(Data records)

──────

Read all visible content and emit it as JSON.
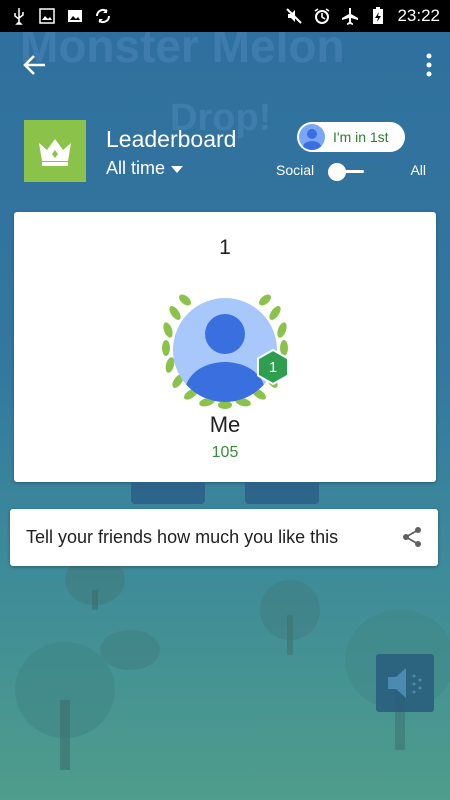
{
  "status_bar": {
    "time": "23:22"
  },
  "header": {
    "title": "Leaderboard",
    "time_filter": "All time",
    "player_pill_label": "I'm in 1st",
    "toggle_left": "Social",
    "toggle_right": "All"
  },
  "player_card": {
    "rank": "1",
    "badge": "1",
    "name": "Me",
    "score": "105"
  },
  "share": {
    "text": "Tell your friends how much you like this"
  },
  "colors": {
    "accent_green": "#8bc34a",
    "score_green": "#388e3c",
    "badge_green": "#2e9e4f"
  }
}
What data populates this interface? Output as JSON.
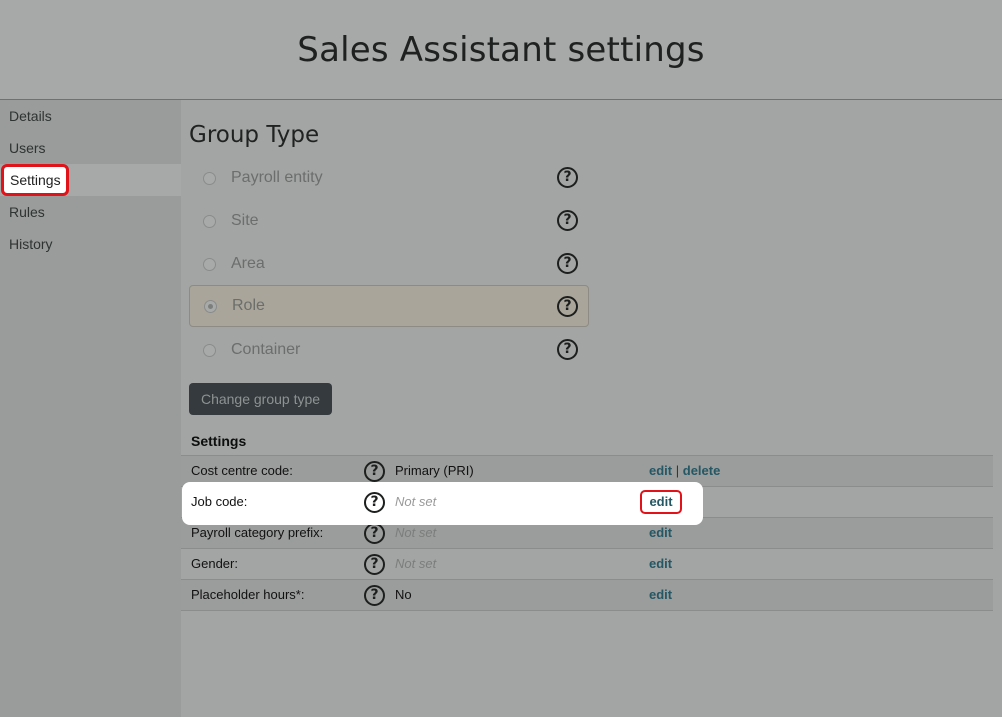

──────

What is being asked: Reproduce every record above exactly, but leave out the pictures.

Correct result:
Read all visible content and emit it as JSON.
{
  "status_bar": {
    "time": "23:22"
  },
  "header": {
    "title": "Leaderboard",
    "time_filter": "All time",
    "player_pill_label": "I'm in 1st",
    "toggle_left": "Social",
    "toggle_right": "All"
  },
  "player_card": {
    "rank": "1",
    "badge": "1",
    "name": "Me",
    "score": "105"
  },
  "share": {
    "text": "Tell your friends how much you like this"
  },
  "colors": {
    "accent_green": "#8bc34a",
    "score_green": "#388e3c",
    "badge_green": "#2e9e4f"
  }
}
What data populates this interface? Output as JSON.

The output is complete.